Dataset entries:
⟨

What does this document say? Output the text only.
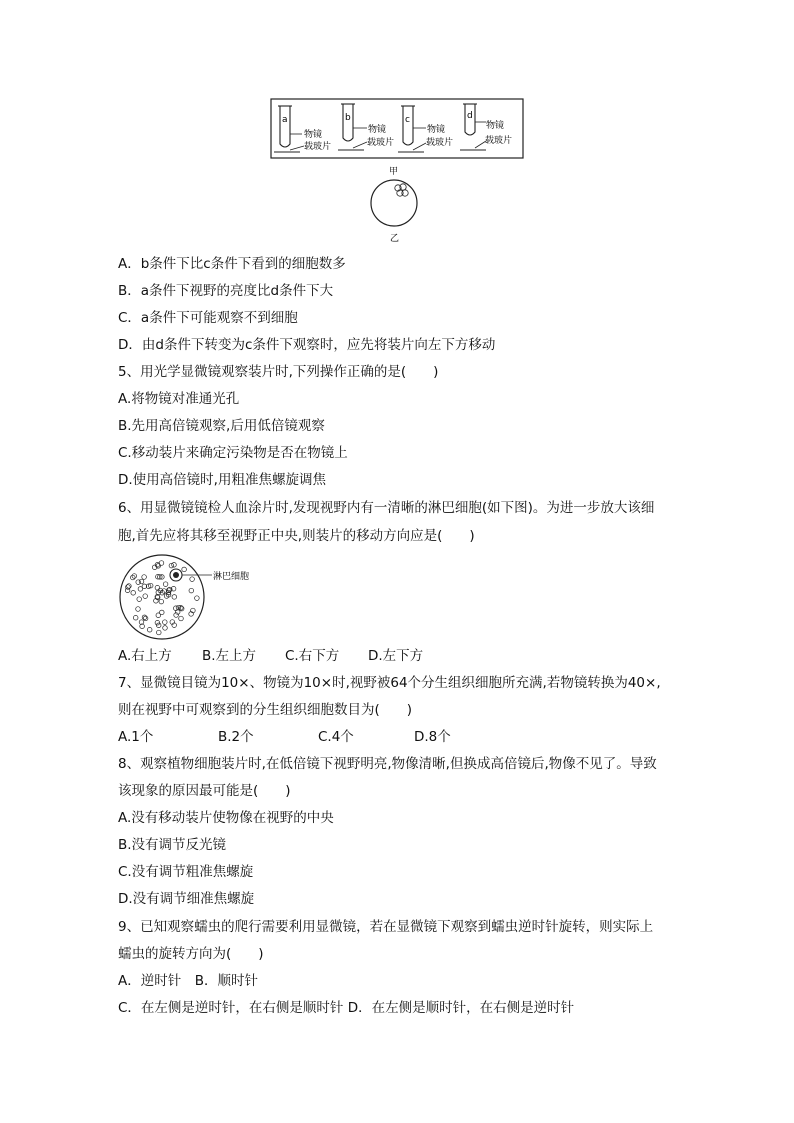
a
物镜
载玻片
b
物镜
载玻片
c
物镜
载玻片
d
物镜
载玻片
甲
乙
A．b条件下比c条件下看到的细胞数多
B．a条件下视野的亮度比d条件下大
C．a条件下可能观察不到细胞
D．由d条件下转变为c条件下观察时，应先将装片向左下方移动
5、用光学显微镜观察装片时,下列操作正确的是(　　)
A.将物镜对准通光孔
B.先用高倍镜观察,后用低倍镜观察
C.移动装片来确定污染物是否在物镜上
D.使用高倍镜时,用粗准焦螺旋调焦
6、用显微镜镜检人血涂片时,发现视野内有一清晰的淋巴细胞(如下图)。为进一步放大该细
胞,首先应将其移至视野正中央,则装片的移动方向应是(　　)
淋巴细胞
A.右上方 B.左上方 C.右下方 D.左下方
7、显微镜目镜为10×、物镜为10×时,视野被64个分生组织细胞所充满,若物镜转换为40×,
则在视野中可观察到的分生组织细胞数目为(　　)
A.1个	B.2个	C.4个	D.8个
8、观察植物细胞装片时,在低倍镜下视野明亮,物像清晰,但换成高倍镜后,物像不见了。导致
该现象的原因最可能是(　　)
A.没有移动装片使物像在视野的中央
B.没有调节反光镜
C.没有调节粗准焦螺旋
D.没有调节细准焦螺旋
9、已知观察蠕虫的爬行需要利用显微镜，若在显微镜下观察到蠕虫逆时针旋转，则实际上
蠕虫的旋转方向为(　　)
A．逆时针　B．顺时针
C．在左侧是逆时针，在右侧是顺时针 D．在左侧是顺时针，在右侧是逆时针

⟩
⟨

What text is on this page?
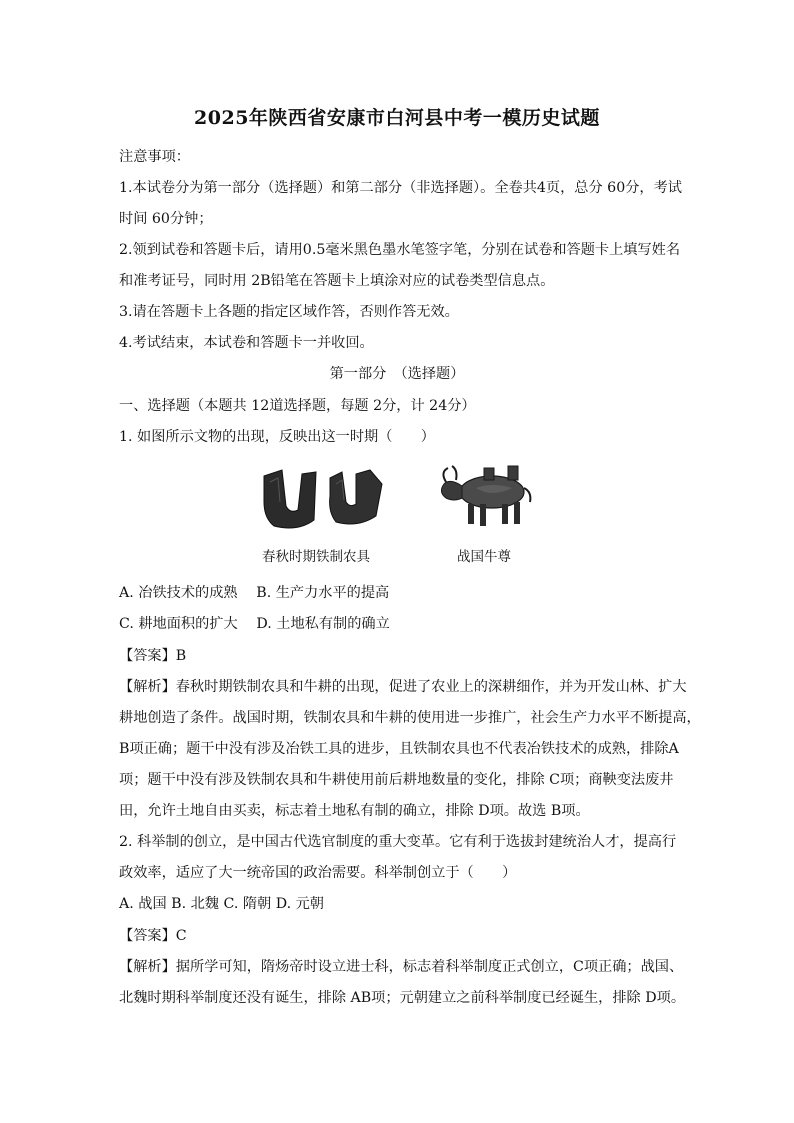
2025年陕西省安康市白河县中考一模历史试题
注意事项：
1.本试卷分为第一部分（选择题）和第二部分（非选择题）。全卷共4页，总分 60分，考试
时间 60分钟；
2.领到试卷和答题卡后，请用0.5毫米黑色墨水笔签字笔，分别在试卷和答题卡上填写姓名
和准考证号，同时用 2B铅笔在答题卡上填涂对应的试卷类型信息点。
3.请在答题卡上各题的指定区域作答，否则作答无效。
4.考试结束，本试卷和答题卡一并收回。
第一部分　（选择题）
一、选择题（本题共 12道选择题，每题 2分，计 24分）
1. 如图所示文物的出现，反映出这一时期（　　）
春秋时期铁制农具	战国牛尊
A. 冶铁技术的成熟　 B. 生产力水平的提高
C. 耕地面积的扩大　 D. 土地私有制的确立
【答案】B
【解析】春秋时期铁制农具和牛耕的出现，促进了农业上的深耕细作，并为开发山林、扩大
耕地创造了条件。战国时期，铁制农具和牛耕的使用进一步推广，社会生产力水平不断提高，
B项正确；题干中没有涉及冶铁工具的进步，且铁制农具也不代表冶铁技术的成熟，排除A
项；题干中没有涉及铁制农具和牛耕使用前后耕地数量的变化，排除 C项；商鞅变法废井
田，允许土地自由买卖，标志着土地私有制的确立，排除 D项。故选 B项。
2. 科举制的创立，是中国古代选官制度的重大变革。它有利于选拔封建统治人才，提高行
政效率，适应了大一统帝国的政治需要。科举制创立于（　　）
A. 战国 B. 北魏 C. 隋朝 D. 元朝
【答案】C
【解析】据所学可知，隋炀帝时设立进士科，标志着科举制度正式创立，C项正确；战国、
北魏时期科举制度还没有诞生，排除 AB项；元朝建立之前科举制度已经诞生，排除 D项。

⟩
⟨

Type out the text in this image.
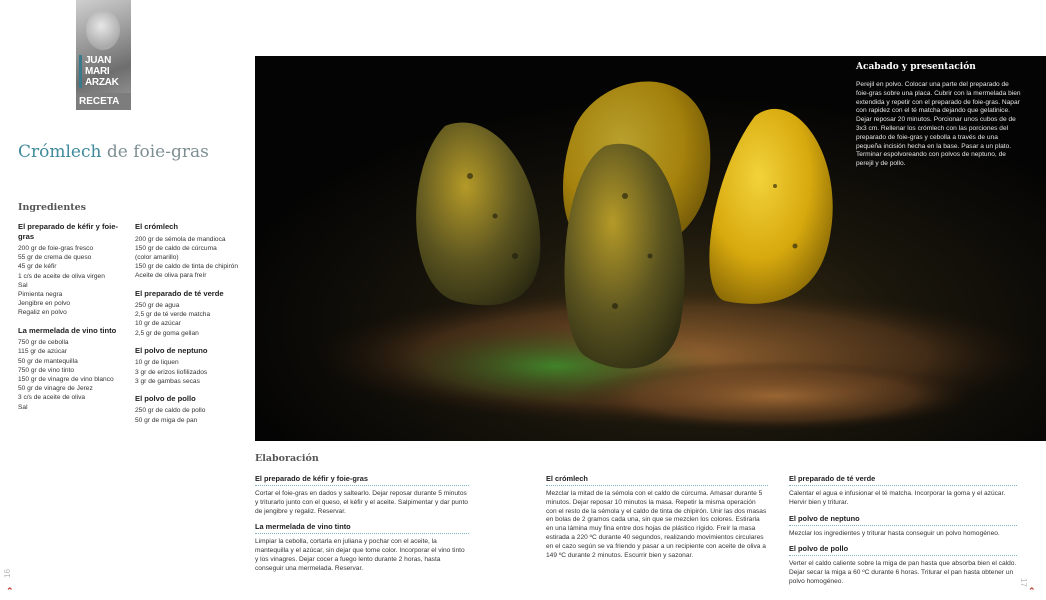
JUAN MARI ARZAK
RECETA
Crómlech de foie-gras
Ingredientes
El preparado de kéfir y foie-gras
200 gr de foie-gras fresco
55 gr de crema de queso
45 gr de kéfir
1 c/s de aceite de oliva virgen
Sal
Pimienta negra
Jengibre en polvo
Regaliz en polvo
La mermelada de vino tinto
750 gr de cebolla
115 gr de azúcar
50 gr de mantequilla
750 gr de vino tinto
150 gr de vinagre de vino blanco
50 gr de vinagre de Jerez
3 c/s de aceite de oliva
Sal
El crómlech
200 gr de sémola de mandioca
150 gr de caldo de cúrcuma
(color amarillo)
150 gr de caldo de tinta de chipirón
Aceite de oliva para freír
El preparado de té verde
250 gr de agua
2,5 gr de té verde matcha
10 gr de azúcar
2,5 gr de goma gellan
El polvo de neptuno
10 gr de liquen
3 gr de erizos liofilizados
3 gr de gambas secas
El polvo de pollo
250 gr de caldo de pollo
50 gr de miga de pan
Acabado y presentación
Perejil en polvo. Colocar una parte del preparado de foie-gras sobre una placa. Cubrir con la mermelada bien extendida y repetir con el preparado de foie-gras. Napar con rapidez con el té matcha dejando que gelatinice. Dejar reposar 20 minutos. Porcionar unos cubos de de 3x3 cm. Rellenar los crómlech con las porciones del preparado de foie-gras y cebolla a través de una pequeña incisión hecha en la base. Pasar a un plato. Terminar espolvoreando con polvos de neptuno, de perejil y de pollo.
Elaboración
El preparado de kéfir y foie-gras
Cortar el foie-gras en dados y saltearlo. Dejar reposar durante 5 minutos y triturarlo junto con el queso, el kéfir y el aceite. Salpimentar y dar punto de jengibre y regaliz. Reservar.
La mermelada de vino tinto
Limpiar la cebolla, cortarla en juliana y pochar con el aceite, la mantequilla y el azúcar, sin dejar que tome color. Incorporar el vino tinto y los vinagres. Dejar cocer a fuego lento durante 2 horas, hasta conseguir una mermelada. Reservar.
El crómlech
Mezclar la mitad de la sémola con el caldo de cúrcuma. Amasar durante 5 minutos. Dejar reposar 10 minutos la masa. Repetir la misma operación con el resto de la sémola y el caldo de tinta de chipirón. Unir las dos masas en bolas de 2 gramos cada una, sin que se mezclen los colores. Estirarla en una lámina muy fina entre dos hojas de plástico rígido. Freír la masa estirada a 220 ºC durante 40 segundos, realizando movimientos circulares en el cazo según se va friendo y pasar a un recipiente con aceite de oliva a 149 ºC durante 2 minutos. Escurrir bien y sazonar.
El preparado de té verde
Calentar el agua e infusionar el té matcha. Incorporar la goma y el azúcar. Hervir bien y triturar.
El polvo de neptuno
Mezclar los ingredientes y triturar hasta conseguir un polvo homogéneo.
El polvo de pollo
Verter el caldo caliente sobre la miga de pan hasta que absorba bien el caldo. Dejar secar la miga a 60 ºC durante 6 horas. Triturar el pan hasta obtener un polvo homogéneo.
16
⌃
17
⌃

⟩

AIM
In the records above, locate every line with the string "cebolla" and copy it.

TASK RESPONSE
750 gr de cebolla
Perejil en polvo. Colocar una parte del preparado de foie-gras sobre una placa. Cubrir con la mermelada bien extendida y repetir con el preparado de foie-gras. Napar con rapidez con el té matcha dejando que gelatinice. Dejar reposar 20 minutos. Porcionar unos cubos de de 3x3 cm. Rellenar los crómlech con las porciones del preparado de foie-gras y cebolla a través de una pequeña incisión hecha en la base. Pasar a un plato. Terminar espolvoreando con polvos de neptuno, de perejil y de pollo.
Limpiar la cebolla, cortarla en juliana y pochar con el aceite, la mantequilla y el azúcar, sin dejar que tome color. Incorporar el vino tinto y los vinagres. Dejar cocer a fuego lento durante 2 horas, hasta conseguir una mermelada. Reservar.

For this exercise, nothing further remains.